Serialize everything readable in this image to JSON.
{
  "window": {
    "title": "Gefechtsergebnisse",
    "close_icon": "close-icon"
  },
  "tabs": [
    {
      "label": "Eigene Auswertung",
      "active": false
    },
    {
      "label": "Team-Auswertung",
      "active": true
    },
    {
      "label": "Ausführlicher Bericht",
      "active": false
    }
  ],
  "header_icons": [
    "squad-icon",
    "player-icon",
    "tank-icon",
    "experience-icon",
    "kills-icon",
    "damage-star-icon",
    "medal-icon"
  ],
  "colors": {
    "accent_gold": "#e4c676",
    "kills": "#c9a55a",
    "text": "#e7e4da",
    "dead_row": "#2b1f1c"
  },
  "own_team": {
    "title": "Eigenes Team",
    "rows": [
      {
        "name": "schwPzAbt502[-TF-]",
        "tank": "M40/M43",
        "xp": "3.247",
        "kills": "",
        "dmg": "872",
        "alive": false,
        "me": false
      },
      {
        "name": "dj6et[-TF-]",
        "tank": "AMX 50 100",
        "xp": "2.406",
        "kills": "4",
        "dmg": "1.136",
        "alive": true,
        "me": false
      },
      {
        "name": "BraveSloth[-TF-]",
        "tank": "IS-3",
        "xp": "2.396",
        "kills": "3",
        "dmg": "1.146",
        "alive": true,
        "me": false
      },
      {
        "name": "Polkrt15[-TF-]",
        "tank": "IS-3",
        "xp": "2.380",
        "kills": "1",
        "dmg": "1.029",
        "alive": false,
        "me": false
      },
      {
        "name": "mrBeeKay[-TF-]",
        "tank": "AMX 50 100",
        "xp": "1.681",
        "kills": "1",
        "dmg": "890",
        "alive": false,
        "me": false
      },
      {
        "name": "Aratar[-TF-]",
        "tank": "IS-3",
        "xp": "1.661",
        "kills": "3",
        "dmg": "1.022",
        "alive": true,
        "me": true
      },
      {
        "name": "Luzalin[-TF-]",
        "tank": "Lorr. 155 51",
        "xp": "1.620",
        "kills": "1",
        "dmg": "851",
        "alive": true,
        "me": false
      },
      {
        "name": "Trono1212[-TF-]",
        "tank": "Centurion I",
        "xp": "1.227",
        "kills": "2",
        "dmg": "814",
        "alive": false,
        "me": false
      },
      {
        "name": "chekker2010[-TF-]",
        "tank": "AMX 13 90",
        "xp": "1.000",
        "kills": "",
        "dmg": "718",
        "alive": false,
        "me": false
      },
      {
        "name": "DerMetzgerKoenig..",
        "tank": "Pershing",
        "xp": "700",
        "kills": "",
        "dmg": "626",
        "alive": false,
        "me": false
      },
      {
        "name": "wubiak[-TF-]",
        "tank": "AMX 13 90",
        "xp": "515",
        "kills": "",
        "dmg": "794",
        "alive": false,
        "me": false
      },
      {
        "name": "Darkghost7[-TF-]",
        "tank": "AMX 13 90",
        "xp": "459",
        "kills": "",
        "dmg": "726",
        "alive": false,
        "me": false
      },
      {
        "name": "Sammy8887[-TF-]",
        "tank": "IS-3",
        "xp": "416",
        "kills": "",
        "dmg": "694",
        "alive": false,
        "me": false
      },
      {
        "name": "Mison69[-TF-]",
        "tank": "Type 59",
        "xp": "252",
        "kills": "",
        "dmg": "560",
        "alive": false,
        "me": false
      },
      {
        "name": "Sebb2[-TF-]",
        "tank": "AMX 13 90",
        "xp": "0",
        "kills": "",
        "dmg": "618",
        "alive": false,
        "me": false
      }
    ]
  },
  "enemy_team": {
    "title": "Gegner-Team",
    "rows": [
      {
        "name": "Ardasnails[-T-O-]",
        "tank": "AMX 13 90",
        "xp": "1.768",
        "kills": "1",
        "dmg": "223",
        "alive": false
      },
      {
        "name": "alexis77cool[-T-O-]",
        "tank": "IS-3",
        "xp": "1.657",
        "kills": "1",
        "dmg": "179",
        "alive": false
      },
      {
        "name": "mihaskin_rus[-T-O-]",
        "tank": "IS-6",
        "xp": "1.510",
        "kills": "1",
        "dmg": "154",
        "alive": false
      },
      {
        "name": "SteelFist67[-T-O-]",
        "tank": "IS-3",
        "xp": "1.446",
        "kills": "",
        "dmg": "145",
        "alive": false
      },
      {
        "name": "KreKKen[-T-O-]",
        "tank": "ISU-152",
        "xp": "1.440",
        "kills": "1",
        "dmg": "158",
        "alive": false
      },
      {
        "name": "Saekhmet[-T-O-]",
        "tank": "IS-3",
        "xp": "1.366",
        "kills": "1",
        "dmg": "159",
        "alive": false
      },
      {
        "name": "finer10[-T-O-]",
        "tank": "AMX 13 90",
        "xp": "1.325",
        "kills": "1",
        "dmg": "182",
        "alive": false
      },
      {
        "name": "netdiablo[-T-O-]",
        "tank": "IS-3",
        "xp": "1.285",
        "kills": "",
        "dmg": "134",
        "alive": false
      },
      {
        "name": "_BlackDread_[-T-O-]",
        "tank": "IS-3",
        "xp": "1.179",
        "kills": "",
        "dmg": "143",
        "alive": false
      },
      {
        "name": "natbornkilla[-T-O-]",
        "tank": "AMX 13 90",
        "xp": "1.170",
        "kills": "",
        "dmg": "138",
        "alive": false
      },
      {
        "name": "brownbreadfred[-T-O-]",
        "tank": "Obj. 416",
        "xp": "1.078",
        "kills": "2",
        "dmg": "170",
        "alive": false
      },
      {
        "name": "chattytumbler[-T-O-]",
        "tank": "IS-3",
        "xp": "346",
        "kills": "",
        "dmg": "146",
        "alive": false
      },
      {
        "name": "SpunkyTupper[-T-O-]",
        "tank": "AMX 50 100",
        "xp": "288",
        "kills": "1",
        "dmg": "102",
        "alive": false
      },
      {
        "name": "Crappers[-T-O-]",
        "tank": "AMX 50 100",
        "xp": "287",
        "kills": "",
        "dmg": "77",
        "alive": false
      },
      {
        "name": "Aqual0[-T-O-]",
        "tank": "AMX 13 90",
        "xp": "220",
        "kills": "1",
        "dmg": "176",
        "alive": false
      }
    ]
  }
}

##############################

== WHAT IS REQUIRED ==
From the first line to the last, please quote the material above exactly.

== EXERCISE RESULT ==
Serialize everything readable in this image to JSON.
{
  "window": {
    "title": "Gefechtsergebnisse",
    "close_icon": "close-icon"
  },
  "tabs": [
    {
      "label": "Eigene Auswertung",
      "active": false
    },
    {
      "label": "Team-Auswertung",
      "active": true
    },
    {
      "label": "Ausführlicher Bericht",
      "active": false
    }
  ],
  "header_icons": [
    "squad-icon",
    "player-icon",
    "tank-icon",
    "experience-icon",
    "kills-icon",
    "damage-star-icon",
    "medal-icon"
  ],
  "colors": {
    "accent_gold": "#e4c676",
    "kills": "#c9a55a",
    "text": "#e7e4da",
    "dead_row": "#2b1f1c"
  },
  "own_team": {
    "title": "Eigenes Team",
    "rows": [
      {
        "name": "schwPzAbt502[-TF-]",
        "tank": "M40/M43",
        "xp": "3.247",
        "kills": "",
        "dmg": "872",
        "alive": false,
        "me": false
      },
      {
        "name": "dj6et[-TF-]",
        "tank": "AMX 50 100",
        "xp": "2.406",
        "kills": "4",
        "dmg": "1.136",
        "alive": true,
        "me": false
      },
      {
        "name": "BraveSloth[-TF-]",
        "tank": "IS-3",
        "xp": "2.396",
        "kills": "3",
        "dmg": "1.146",
        "alive": true,
        "me": false
      },
      {
        "name": "Polkrt15[-TF-]",
        "tank": "IS-3",
        "xp": "2.380",
        "kills": "1",
        "dmg": "1.029",
        "alive": false,
        "me": false
      },
      {
        "name": "mrBeeKay[-TF-]",
        "tank": "AMX 50 100",
        "xp": "1.681",
        "kills": "1",
        "dmg": "890",
        "alive": false,
        "me": false
      },
      {
        "name": "Aratar[-TF-]",
        "tank": "IS-3",
        "xp": "1.661",
        "kills": "3",
        "dmg": "1.022",
        "alive": true,
        "me": true
      },
      {
        "name": "Luzalin[-TF-]",
        "tank": "Lorr. 155 51",
        "xp": "1.620",
        "kills": "1",
        "dmg": "851",
        "alive": true,
        "me": false
      },
      {
        "name": "Trono1212[-TF-]",
        "tank": "Centurion I",
        "xp": "1.227",
        "kills": "2",
        "dmg": "814",
        "alive": false,
        "me": false
      },
      {
        "name": "chekker2010[-TF-]",
        "tank": "AMX 13 90",
        "xp": "1.000",
        "kills": "",
        "dmg": "718",
        "alive": false,
        "me": false
      },
      {
        "name": "DerMetzgerKoenig..",
        "tank": "Pershing",
        "xp": "700",
        "kills": "",
        "dmg": "626",
        "alive": false,
        "me": false
      },
      {
        "name": "wubiak[-TF-]",
        "tank": "AMX 13 90",
        "xp": "515",
        "kills": "",
        "dmg": "794",
        "alive": false,
        "me": false
      },
      {
        "name": "Darkghost7[-TF-]",
        "tank": "AMX 13 90",
        "xp": "459",
        "kills": "",
        "dmg": "726",
        "alive": false,
        "me": false
      },
      {
        "name": "Sammy8887[-TF-]",
        "tank": "IS-3",
        "xp": "416",
        "kills": "",
        "dmg": "694",
        "alive": false,
        "me": false
      },
      {
        "name": "Mison69[-TF-]",
        "tank": "Type 59",
        "xp": "252",
        "kills": "",
        "dmg": "560",
        "alive": false,
        "me": false
      },
      {
        "name": "Sebb2[-TF-]",
        "tank": "AMX 13 90",
        "xp": "0",
        "kills": "",
        "dmg": "618",
        "alive": false,
        "me": false
      }
    ]
  },
  "enemy_team": {
    "title": "Gegner-Team",
    "rows": [
      {
        "name": "Ardasnails[-T-O-]",
        "tank": "AMX 13 90",
        "xp": "1.768",
        "kills": "1",
        "dmg": "223",
        "alive": false
      },
      {
        "name": "alexis77cool[-T-O-]",
        "tank": "IS-3",
        "xp": "1.657",
        "kills": "1",
        "dmg": "179",
        "alive": false
      },
      {
        "name": "mihaskin_rus[-T-O-]",
        "tank": "IS-6",
        "xp": "1.510",
        "kills": "1",
        "dmg": "154",
        "alive": false
      },
      {
        "name": "SteelFist67[-T-O-]",
        "tank": "IS-3",
        "xp": "1.446",
        "kills": "",
        "dmg": "145",
        "alive": false
      },
      {
        "name": "KreKKen[-T-O-]",
        "tank": "ISU-152",
        "xp": "1.440",
        "kills": "1",
        "dmg": "158",
        "alive": false
      },
      {
        "name": "Saekhmet[-T-O-]",
        "tank": "IS-3",
        "xp": "1.366",
        "kills": "1",
        "dmg": "159",
        "alive": false
      },
      {
        "name": "finer10[-T-O-]",
        "tank": "AMX 13 90",
        "xp": "1.325",
        "kills": "1",
        "dmg": "182",
        "alive": false
      },
      {
        "name": "netdiablo[-T-O-]",
        "tank": "IS-3",
        "xp": "1.285",
        "kills": "",
        "dmg": "134",
        "alive": false
      },
      {
        "name": "_BlackDread_[-T-O-]",
        "tank": "IS-3",
        "xp": "1.179",
        "kills": "",
        "dmg": "143",
        "alive": false
      },
      {
        "name": "natbornkilla[-T-O-]",
        "tank": "AMX 13 90",
        "xp": "1.170",
        "kills": "",
        "dmg": "138",
        "alive": false
      },
      {
        "name": "brownbreadfred[-T-O-]",
        "tank": "Obj. 416",
        "xp": "1.078",
        "kills": "2",
        "dmg": "170",
        "alive": false
      },
      {
        "name": "chattytumbler[-T-O-]",
        "tank": "IS-3",
        "xp": "346",
        "kills": "",
        "dmg": "146",
        "alive": false
      },
      {
        "name": "SpunkyTupper[-T-O-]",
        "tank": "AMX 50 100",
        "xp": "288",
        "kills": "1",
        "dmg": "102",
        "alive": false
      },
      {
        "name": "Crappers[-T-O-]",
        "tank": "AMX 50 100",
        "xp": "287",
        "kills": "",
        "dmg": "77",
        "alive": false
      },
      {
        "name": "Aqual0[-T-O-]",
        "tank": "AMX 13 90",
        "xp": "220",
        "kills": "1",
        "dmg": "176",
        "alive": false
      }
    ]
  }
}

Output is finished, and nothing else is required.